• [Exercise brief]:
Across the data below, how many lines hold "movies"? Answer with that number and nothing else.

• [Supplied material]:
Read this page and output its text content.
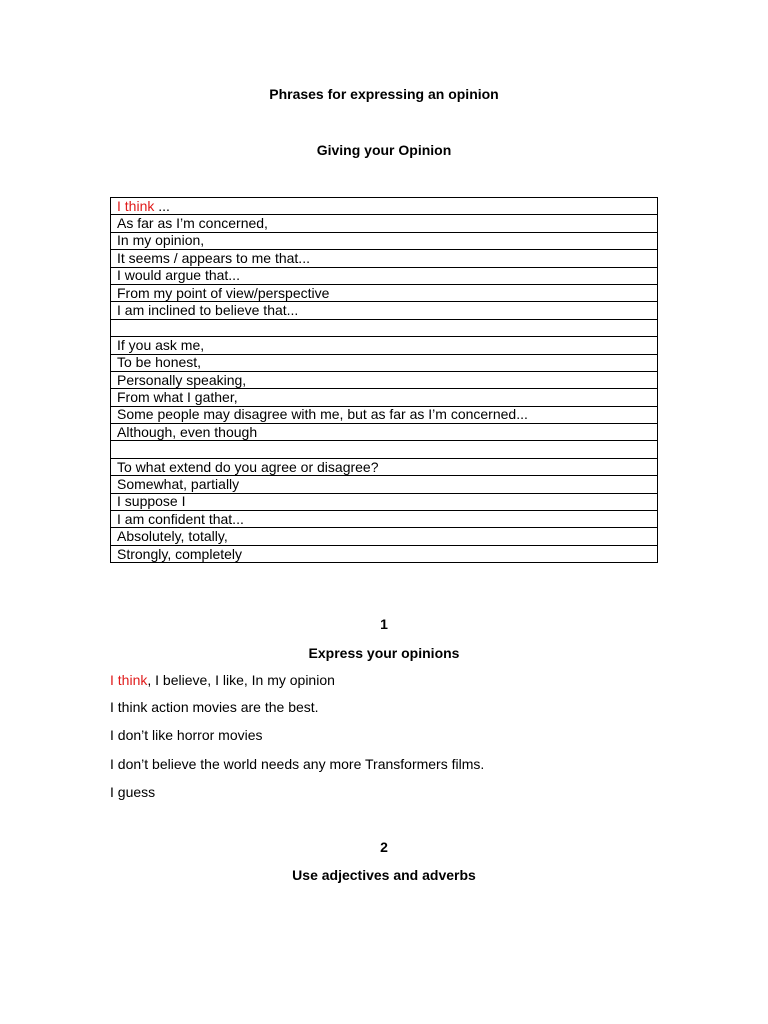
Phrases for expressing an opinion
Giving your Opinion
I think ...
As far as I’m concerned,
In my opinion,
It seems / appears to me that...
I would argue that...
From my point of view/perspective
I am inclined to believe that...

If you ask me,
To be honest,
Personally speaking,
From what I gather,
Some people may disagree with me, but as far as I’m concerned...
Although, even though

To what extend do you agree or disagree?
Somewhat, partially
I suppose I
I am confident that...
Absolutely, totally,
Strongly, completely
1
Express your opinions

I think, I believe, I like, In my opinion

I think action movies are the best.

I don’t like horror movies

I don’t believe the world needs any more Transformers films.

I guess

2
Use adjectives and adverbs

• [Response to this task]:
2